• **What you should do**
The entries below are to be written out again without alteration.

(Collected data entries)
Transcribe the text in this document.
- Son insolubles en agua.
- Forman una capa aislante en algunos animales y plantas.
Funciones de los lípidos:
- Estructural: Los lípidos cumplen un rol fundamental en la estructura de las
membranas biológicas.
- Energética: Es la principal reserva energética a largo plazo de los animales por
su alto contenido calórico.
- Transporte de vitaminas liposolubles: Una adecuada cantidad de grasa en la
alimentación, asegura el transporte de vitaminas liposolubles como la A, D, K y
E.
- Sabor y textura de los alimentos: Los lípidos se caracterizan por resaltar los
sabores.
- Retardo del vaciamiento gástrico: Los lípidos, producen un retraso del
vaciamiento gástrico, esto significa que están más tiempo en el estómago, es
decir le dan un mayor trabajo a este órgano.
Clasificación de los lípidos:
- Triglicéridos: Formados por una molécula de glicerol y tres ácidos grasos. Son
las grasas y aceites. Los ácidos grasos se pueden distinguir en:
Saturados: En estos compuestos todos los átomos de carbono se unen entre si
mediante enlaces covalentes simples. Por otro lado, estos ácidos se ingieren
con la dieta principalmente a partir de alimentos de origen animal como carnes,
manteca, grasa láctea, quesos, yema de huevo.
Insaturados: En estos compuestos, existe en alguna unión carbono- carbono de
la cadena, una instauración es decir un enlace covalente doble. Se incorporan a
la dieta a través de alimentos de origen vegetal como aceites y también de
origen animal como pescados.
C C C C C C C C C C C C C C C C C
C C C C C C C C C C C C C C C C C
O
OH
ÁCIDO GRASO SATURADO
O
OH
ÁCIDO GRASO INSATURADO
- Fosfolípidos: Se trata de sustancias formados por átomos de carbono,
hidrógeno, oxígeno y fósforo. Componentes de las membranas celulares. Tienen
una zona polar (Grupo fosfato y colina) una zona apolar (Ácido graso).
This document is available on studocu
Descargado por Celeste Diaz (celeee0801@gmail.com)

• **Answer for the task**
Transcribe the text in this document.
- Son insolubles en agua.
- Forman una capa aislante en algunos animales y plantas.
Funciones de los lípidos:
- Estructural: Los lípidos cumplen un rol fundamental en la estructura de las
membranas biológicas.
- Energética: Es la principal reserva energética a largo plazo de los animales por
su alto contenido calórico.
- Transporte de vitaminas liposolubles: Una adecuada cantidad de grasa en la
alimentación, asegura el transporte de vitaminas liposolubles como la A, D, K y
E.
- Sabor y textura de los alimentos: Los lípidos se caracterizan por resaltar los
sabores.
- Retardo del vaciamiento gástrico: Los lípidos, producen un retraso del
vaciamiento gástrico, esto significa que están más tiempo en el estómago, es
decir le dan un mayor trabajo a este órgano.
Clasificación de los lípidos:
- Triglicéridos: Formados por una molécula de glicerol y tres ácidos grasos. Son
las grasas y aceites. Los ácidos grasos se pueden distinguir en:
Saturados: En estos compuestos todos los átomos de carbono se unen entre si
mediante enlaces covalentes simples. Por otro lado, estos ácidos se ingieren
con la dieta principalmente a partir de alimentos de origen animal como carnes,
manteca, grasa láctea, quesos, yema de huevo.
Insaturados: En estos compuestos, existe en alguna unión carbono- carbono de
la cadena, una instauración es decir un enlace covalente doble. Se incorporan a
la dieta a través de alimentos de origen vegetal como aceites y también de
origen animal como pescados.
C C C C C C C C C C C C C C C C C
C C C C C C C C C C C C C C C C C
O
OH
ÁCIDO GRASO SATURADO
O
OH
ÁCIDO GRASO INSATURADO
- Fosfolípidos: Se trata de sustancias formados por átomos de carbono,
hidrógeno, oxígeno y fósforo. Componentes de las membranas celulares. Tienen
una zona polar (Grupo fosfato y colina) una zona apolar (Ácido graso).
This document is available on studocu
Descargado por Celeste Diaz (celeee0801@gmail.com)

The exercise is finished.